[Lines of data]
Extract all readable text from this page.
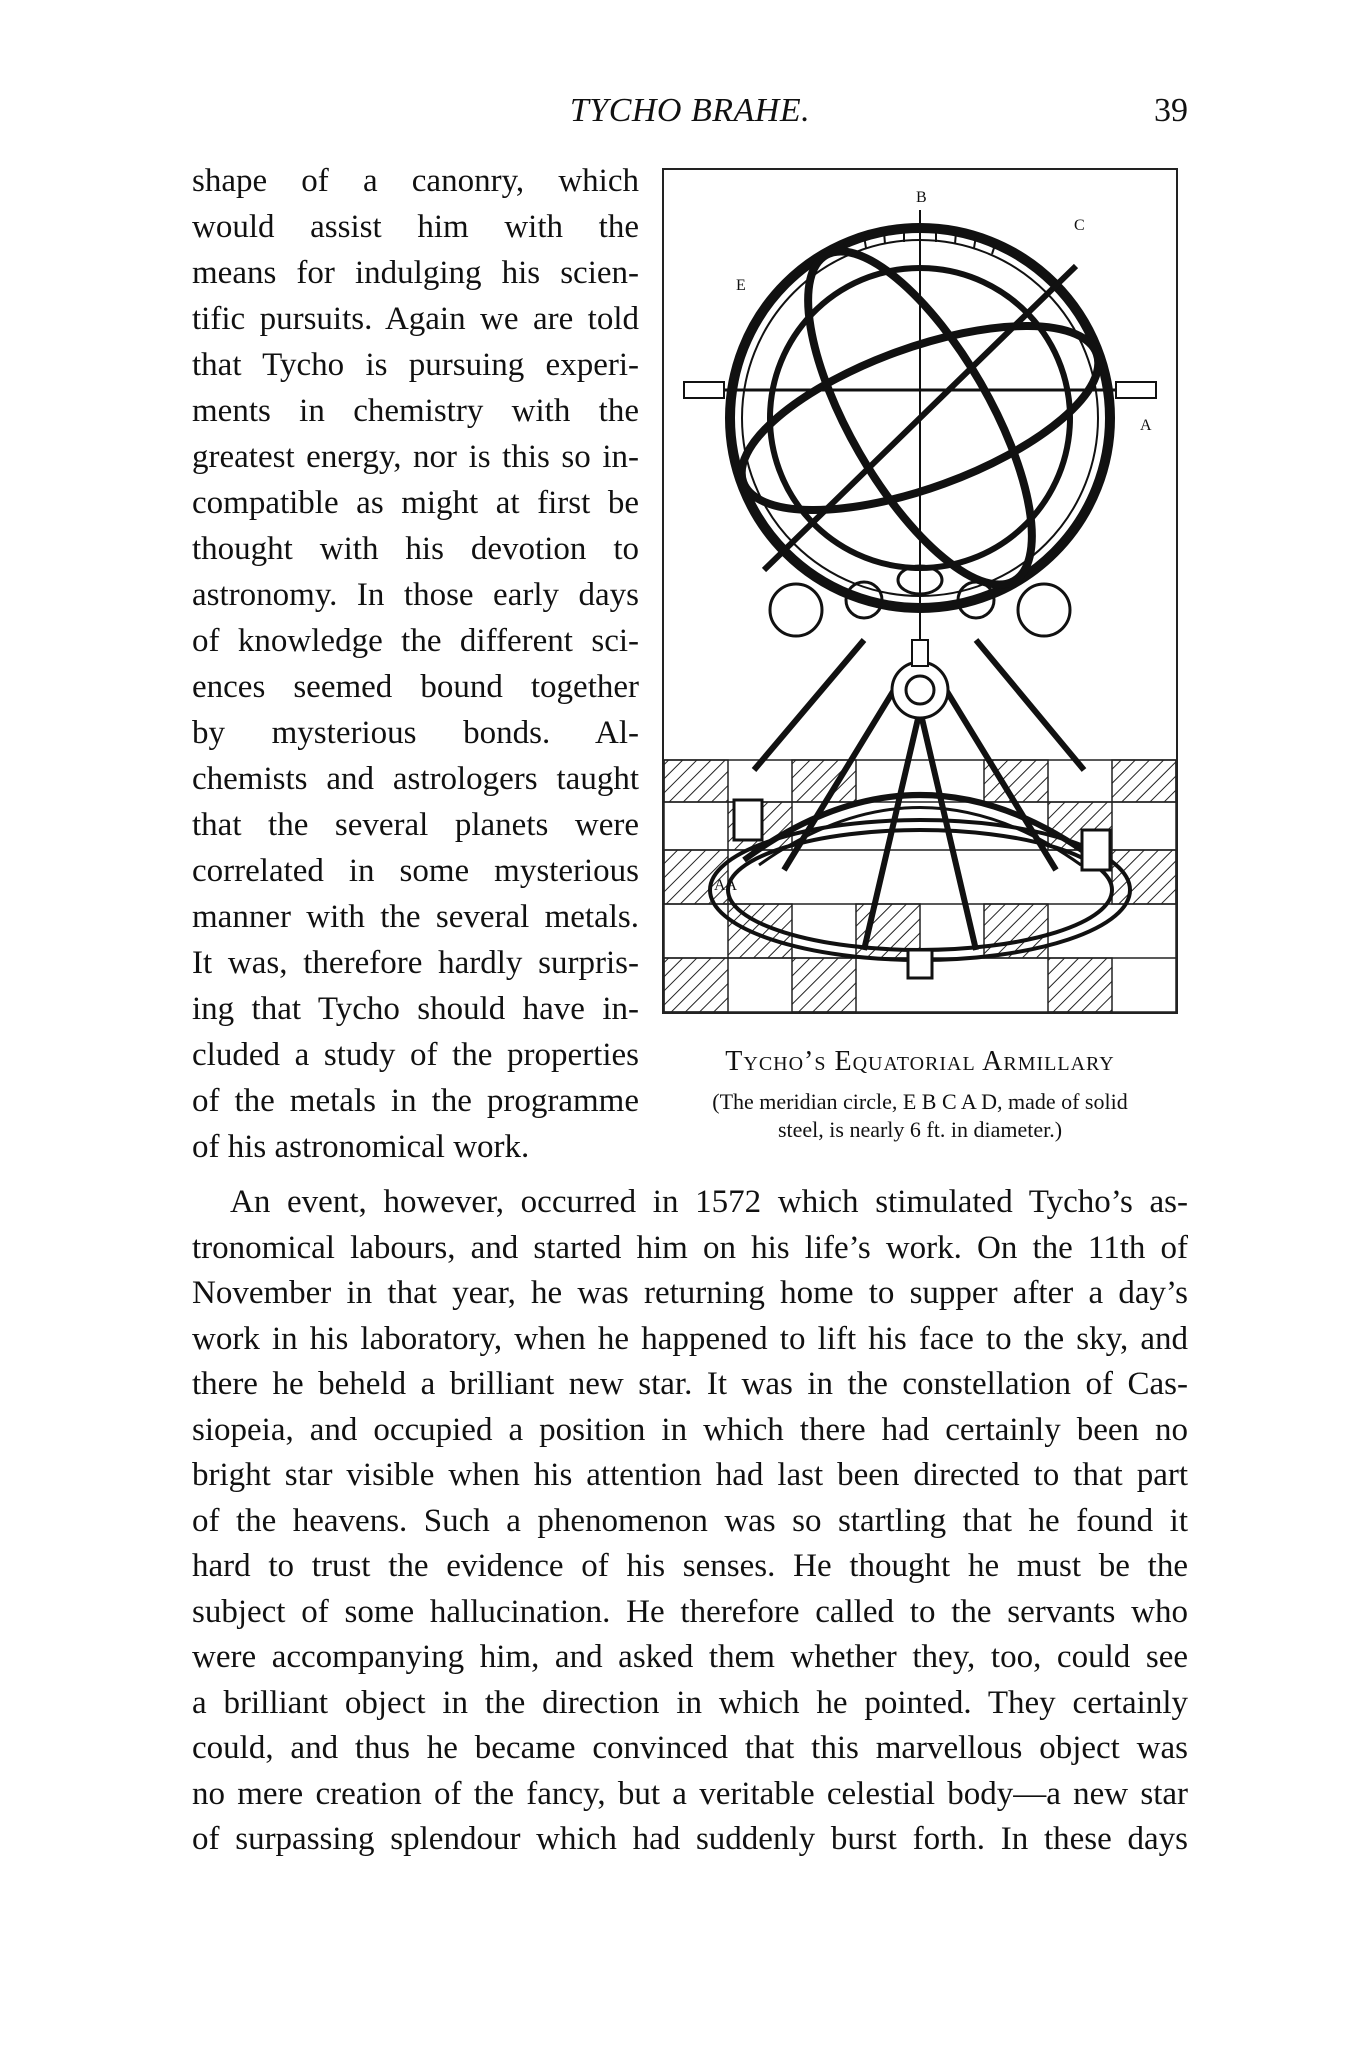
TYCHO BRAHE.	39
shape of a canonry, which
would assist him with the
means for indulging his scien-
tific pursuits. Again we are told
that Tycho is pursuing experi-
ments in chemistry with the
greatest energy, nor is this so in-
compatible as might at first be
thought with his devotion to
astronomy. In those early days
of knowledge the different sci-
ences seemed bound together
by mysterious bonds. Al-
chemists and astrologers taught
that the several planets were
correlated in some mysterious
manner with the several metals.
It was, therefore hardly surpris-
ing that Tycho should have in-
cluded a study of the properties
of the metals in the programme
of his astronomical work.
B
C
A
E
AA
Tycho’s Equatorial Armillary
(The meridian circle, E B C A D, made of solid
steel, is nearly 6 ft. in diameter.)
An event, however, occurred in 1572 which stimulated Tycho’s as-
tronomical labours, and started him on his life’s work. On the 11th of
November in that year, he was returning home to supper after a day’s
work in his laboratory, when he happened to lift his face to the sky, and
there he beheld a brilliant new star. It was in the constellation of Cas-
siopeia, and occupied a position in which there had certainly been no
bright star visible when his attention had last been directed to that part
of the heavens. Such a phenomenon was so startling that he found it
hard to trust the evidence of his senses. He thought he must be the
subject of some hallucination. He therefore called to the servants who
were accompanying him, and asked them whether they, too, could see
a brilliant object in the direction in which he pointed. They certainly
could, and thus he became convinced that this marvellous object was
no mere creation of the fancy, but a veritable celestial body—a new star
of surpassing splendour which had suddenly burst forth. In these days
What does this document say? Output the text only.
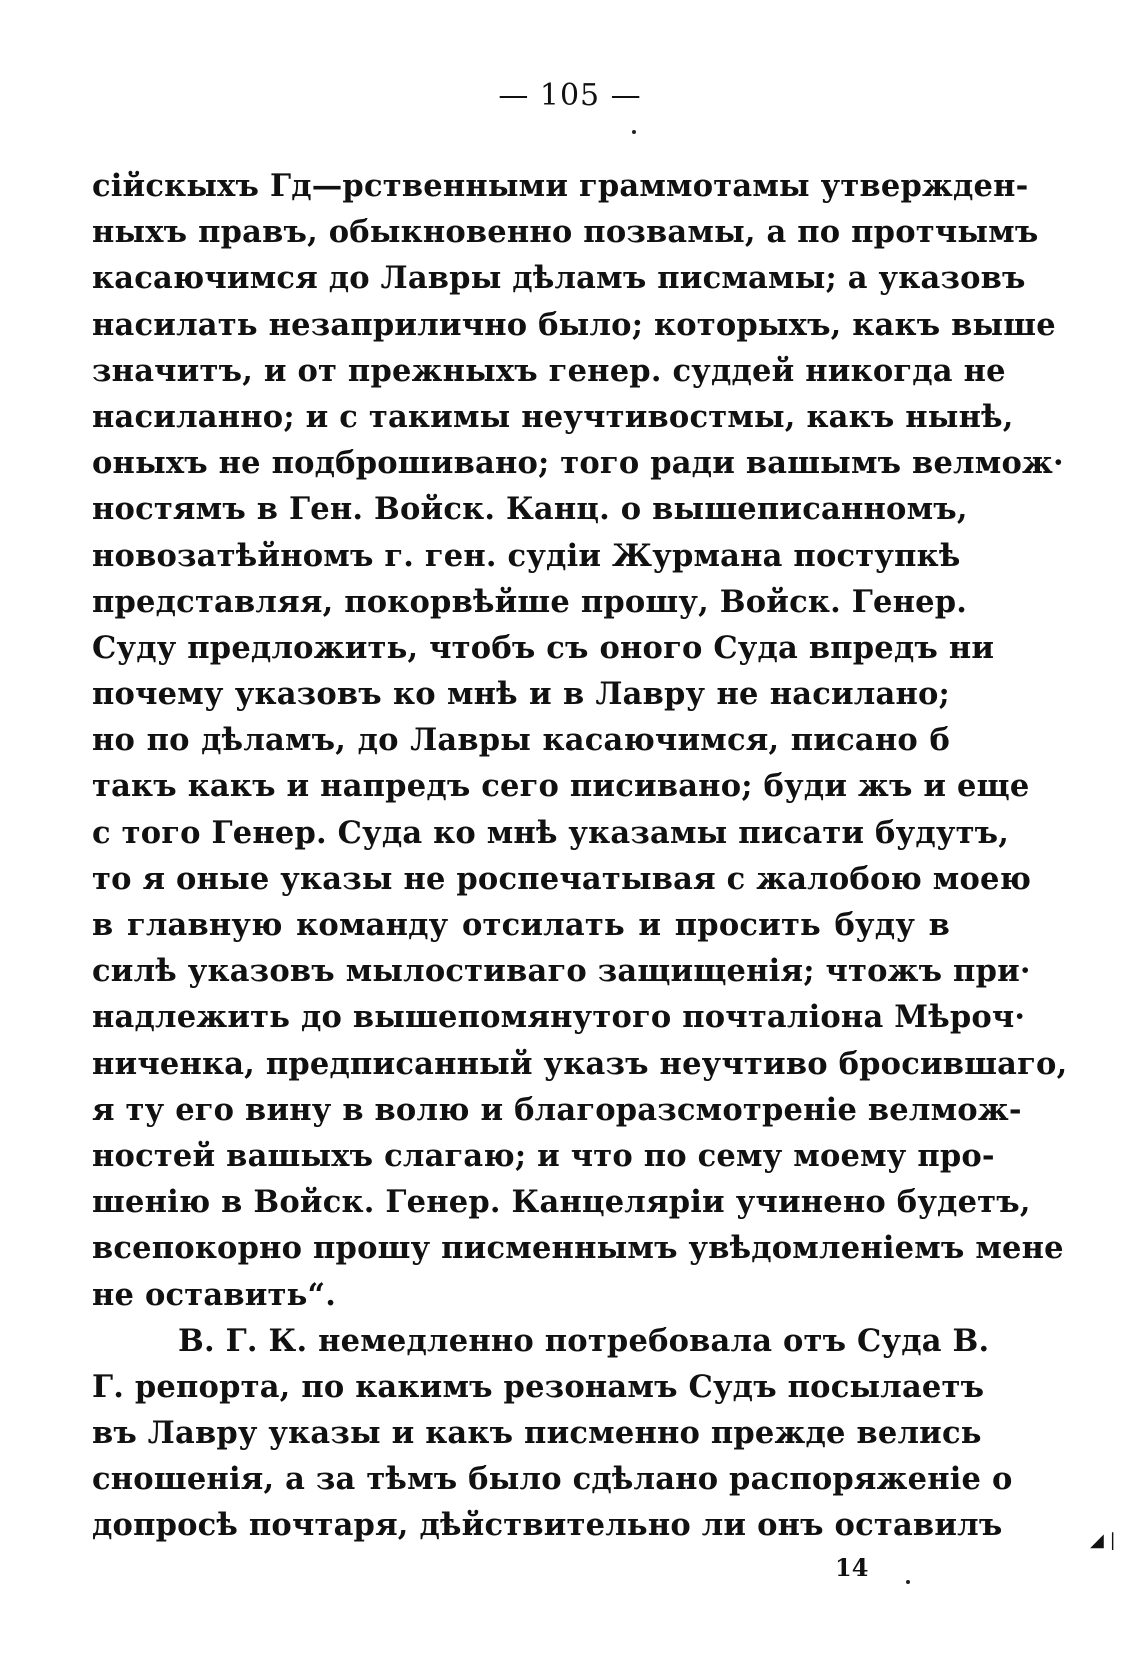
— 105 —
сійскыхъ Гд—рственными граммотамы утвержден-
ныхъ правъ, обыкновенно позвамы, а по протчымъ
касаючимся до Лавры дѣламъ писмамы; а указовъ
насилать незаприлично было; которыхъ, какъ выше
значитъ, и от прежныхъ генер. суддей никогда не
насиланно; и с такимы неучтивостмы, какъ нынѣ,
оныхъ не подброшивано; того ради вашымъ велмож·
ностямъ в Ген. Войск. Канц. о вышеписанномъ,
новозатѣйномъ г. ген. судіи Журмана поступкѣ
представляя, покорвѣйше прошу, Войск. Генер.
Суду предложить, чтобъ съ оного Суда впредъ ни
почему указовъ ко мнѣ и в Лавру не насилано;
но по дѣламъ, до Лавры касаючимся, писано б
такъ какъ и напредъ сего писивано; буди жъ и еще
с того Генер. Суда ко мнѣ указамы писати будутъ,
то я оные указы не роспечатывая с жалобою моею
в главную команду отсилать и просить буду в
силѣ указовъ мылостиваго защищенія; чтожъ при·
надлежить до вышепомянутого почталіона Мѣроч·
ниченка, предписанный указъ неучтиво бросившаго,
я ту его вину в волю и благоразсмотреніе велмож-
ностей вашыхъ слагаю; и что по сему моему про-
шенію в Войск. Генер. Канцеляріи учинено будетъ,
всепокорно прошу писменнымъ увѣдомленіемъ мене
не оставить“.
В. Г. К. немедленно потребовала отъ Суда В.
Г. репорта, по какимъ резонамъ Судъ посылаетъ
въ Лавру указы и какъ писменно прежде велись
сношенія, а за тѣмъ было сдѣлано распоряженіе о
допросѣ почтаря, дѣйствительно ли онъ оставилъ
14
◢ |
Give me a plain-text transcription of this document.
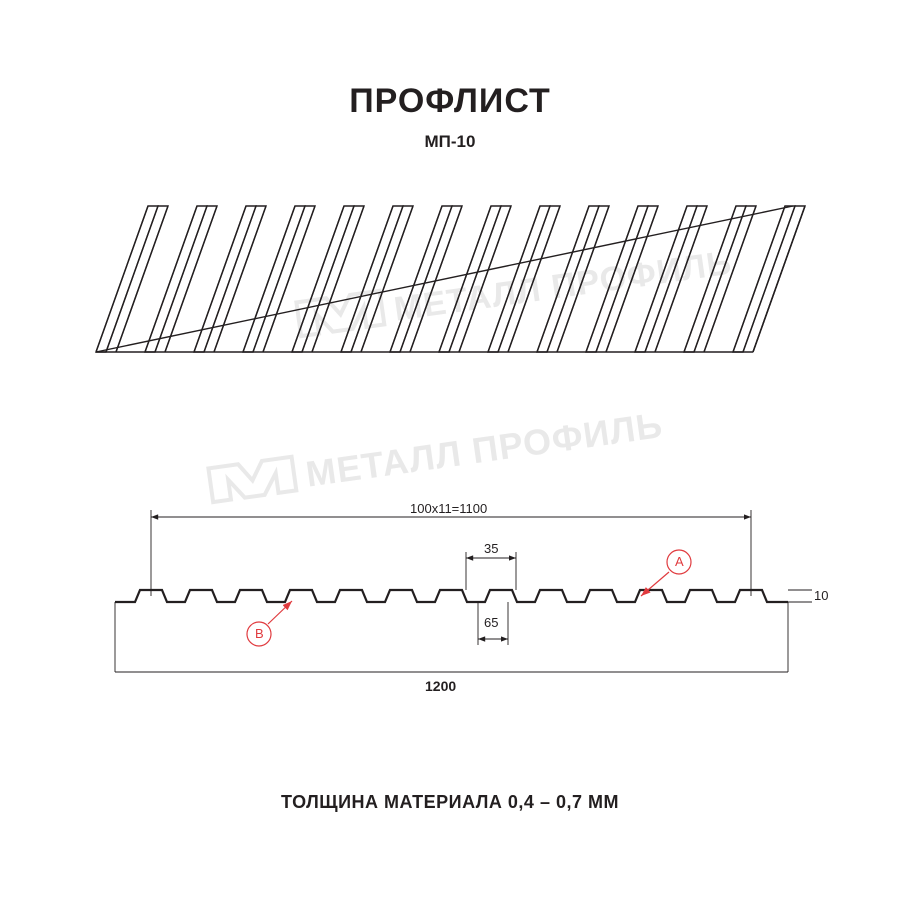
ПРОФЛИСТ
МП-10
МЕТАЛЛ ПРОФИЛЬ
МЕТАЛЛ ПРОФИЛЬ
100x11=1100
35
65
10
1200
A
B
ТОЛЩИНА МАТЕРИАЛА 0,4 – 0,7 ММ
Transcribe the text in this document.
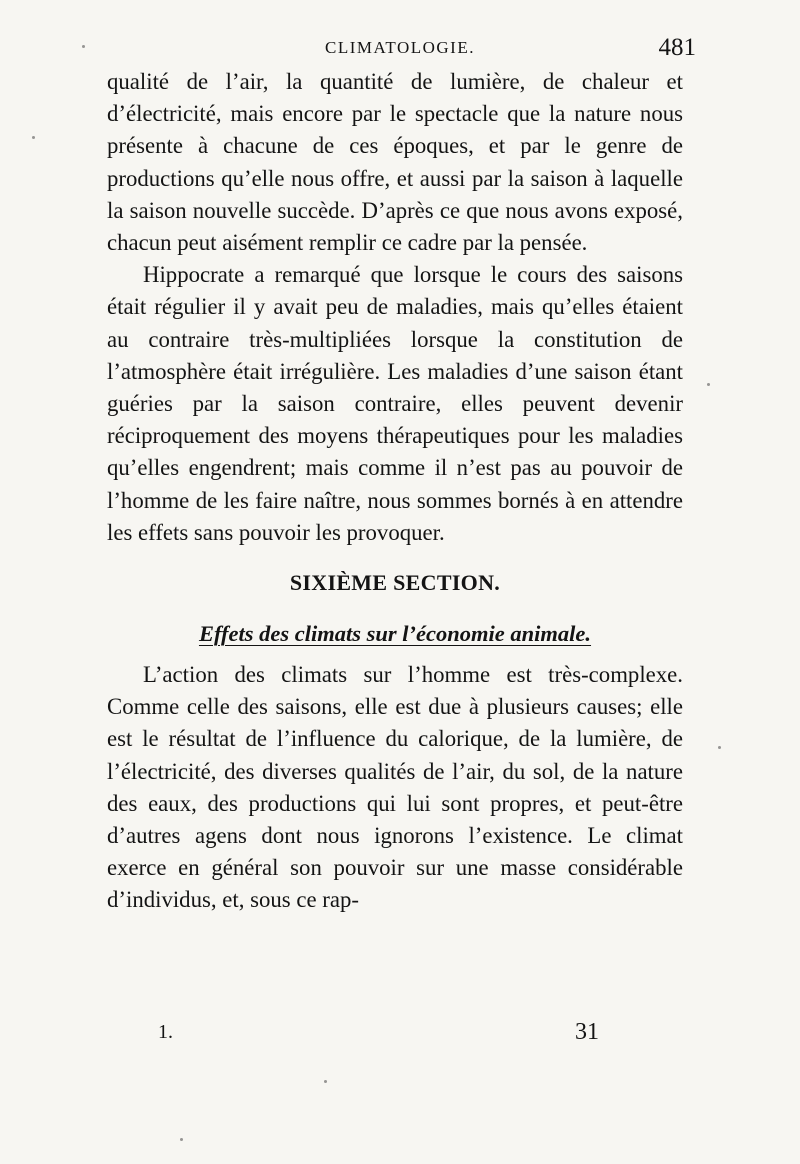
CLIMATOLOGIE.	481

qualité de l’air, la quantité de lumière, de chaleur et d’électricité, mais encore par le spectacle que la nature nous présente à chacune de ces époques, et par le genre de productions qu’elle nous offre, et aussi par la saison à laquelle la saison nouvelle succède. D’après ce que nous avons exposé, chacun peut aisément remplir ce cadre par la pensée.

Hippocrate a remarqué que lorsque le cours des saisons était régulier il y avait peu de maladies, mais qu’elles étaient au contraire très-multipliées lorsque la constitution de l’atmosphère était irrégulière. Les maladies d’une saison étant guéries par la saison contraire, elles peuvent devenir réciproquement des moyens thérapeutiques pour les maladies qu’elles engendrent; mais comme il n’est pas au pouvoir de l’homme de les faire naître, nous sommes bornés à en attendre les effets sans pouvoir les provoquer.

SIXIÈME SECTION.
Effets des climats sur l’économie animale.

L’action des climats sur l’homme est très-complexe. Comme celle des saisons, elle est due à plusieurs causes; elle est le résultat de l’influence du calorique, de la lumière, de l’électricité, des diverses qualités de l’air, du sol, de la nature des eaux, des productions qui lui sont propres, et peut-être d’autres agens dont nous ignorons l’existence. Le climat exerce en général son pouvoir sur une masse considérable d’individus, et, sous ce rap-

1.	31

- [GIVEN REQUEST]
Where a line above includes "Лавру", copy that line.

- [COMPLETE RESPONSE]
почему указовъ ко мнѣ и в Лавру не насилано;
въ Лавру указы и какъ писменно прежде велись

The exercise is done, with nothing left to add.